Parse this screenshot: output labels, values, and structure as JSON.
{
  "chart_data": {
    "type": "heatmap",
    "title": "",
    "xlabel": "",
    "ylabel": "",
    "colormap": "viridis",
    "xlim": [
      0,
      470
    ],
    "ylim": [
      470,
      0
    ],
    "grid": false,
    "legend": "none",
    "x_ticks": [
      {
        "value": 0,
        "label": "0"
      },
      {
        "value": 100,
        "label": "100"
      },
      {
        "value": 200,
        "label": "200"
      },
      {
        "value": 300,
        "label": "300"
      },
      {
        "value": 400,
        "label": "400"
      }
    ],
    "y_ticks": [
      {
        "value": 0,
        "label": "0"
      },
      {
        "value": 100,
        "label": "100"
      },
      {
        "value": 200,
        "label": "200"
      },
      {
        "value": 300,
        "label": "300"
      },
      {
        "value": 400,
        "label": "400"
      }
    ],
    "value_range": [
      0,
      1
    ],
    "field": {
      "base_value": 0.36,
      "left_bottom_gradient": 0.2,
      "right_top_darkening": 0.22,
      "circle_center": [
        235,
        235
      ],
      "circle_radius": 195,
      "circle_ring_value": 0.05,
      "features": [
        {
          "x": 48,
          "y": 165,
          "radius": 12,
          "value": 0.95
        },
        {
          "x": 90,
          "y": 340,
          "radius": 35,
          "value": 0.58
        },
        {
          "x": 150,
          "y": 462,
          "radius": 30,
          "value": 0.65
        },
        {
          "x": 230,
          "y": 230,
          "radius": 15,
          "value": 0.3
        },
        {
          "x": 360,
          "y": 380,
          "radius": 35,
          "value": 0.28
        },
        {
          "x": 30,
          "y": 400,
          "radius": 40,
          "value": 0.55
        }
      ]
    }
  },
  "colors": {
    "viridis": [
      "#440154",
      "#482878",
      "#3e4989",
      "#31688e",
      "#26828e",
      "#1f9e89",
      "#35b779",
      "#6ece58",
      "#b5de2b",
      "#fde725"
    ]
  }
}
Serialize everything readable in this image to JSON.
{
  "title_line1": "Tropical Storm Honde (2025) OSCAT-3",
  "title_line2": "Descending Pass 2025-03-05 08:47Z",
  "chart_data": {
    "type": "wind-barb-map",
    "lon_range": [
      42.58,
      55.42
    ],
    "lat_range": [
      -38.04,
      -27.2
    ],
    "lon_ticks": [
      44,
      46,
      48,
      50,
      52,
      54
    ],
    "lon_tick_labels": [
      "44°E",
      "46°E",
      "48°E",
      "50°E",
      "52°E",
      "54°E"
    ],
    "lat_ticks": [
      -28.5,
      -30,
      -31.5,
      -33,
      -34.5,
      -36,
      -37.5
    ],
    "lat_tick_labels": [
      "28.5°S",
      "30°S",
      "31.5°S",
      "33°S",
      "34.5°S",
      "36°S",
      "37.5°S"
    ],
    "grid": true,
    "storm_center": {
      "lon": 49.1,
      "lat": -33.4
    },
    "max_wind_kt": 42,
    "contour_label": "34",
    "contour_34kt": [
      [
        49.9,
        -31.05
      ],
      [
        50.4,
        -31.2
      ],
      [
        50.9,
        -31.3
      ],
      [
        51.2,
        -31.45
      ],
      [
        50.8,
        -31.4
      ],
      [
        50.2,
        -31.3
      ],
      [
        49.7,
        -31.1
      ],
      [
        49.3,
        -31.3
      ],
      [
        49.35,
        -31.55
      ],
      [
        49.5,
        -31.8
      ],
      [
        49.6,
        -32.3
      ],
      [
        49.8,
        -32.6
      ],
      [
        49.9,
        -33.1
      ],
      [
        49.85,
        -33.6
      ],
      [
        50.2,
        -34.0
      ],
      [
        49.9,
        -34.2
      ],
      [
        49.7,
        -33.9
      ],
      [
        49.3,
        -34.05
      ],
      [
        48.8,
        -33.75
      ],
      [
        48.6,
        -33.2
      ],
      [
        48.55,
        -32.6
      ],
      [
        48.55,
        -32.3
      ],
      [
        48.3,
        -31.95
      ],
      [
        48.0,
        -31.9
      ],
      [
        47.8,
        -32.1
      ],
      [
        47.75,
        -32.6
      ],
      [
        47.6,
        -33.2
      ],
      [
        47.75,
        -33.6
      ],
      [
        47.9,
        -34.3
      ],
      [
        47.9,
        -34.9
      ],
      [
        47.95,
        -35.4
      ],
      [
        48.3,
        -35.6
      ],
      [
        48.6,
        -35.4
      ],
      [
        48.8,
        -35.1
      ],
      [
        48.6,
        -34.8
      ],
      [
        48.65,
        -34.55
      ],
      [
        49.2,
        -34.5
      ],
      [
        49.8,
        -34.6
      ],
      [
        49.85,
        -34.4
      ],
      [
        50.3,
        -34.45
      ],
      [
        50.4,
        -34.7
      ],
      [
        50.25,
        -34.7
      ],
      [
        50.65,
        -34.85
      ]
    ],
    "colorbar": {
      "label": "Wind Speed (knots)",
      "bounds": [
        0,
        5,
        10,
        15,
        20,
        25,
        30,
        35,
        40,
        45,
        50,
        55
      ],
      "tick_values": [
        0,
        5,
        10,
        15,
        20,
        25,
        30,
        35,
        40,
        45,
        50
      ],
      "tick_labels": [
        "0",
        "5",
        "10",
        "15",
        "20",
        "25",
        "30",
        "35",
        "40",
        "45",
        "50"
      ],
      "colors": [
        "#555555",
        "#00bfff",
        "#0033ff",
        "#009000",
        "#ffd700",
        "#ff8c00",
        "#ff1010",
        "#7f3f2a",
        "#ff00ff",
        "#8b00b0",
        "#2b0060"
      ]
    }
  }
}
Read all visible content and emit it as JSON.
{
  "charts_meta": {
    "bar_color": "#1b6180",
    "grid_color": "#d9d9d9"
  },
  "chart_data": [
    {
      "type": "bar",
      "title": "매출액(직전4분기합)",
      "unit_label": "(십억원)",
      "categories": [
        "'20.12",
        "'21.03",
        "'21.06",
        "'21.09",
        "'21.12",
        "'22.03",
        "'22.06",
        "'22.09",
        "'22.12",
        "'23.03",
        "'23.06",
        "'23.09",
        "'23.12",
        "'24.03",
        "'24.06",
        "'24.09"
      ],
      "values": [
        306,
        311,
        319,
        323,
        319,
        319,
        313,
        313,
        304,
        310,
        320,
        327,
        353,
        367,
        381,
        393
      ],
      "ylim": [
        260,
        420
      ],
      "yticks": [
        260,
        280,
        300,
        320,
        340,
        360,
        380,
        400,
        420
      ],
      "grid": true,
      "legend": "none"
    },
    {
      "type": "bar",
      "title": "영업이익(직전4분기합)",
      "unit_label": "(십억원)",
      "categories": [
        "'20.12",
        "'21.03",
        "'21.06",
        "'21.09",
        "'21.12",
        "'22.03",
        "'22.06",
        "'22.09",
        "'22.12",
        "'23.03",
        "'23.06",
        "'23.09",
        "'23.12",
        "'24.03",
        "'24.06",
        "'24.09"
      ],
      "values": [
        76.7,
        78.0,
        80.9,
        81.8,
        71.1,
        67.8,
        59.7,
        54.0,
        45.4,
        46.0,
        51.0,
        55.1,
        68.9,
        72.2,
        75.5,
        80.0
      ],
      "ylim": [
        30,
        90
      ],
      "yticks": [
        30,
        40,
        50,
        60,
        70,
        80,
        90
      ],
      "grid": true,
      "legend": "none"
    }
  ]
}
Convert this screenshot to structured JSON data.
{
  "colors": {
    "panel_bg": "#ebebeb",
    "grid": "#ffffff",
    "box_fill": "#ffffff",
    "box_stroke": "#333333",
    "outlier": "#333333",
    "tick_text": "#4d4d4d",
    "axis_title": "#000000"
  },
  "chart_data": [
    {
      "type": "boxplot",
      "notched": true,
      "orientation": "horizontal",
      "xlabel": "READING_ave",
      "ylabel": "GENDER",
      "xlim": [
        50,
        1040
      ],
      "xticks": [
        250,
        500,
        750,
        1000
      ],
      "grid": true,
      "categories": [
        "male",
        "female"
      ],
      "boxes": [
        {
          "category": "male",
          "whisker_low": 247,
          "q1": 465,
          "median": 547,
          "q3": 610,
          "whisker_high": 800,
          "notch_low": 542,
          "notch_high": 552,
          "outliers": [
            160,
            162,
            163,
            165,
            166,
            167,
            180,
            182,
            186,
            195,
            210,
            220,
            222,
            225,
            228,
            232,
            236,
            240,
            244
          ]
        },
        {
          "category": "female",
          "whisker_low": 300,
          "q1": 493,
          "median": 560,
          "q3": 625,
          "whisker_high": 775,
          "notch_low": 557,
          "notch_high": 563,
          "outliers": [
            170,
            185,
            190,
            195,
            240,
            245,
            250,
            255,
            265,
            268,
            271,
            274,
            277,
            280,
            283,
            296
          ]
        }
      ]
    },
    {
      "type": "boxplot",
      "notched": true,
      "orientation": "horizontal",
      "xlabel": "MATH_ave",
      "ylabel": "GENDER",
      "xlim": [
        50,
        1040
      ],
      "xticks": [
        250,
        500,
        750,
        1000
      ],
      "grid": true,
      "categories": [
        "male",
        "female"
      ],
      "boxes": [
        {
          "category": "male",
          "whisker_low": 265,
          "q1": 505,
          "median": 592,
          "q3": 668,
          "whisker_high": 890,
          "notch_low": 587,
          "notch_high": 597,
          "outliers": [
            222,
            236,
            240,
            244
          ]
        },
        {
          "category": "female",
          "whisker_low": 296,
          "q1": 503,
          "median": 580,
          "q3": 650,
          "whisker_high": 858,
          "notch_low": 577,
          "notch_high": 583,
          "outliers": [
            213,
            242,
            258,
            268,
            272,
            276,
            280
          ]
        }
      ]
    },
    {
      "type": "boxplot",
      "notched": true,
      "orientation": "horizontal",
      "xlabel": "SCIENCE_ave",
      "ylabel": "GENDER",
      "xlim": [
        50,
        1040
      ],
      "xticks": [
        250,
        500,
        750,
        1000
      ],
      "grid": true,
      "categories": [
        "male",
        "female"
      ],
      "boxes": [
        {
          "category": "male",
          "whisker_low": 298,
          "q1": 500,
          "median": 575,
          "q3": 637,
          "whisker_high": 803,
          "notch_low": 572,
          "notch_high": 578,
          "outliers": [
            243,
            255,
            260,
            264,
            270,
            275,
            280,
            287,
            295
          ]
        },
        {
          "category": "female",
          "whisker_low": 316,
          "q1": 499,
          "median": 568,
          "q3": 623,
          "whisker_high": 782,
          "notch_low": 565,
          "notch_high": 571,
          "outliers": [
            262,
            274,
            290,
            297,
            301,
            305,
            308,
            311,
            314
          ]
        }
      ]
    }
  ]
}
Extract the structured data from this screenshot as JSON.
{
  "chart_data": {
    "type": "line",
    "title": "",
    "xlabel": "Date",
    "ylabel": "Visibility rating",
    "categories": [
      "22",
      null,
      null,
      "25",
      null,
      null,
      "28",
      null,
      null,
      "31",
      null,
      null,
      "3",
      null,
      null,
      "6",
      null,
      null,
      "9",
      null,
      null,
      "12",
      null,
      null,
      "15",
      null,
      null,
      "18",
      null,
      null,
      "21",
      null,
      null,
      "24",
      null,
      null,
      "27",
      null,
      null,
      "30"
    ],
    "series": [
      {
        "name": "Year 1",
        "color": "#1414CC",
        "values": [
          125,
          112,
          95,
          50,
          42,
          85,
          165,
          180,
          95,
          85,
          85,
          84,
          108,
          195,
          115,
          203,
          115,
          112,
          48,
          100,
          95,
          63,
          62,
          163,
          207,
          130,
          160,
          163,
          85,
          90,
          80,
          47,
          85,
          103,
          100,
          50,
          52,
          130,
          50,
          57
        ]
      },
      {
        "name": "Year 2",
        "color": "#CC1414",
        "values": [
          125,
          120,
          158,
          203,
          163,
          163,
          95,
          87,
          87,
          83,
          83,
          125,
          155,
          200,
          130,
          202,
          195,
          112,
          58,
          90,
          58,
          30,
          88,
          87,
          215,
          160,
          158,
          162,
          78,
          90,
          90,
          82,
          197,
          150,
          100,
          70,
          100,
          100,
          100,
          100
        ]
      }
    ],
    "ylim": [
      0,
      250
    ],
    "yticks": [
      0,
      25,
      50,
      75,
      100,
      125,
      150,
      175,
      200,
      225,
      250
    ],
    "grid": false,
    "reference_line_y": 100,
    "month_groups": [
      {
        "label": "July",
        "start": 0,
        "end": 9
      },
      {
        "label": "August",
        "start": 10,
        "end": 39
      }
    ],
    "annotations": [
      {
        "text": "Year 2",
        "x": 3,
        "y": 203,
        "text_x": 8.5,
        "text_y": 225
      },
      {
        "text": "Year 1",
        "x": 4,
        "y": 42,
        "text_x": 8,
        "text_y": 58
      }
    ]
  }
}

▸ **Goal**
Collect, from the material above, every line containing the word "median".

▸ **Exercise response**
          "median": 547,
          "median": 560,
          "median": 592,
          "median": 580,
          "median": 575,
          "median": 568,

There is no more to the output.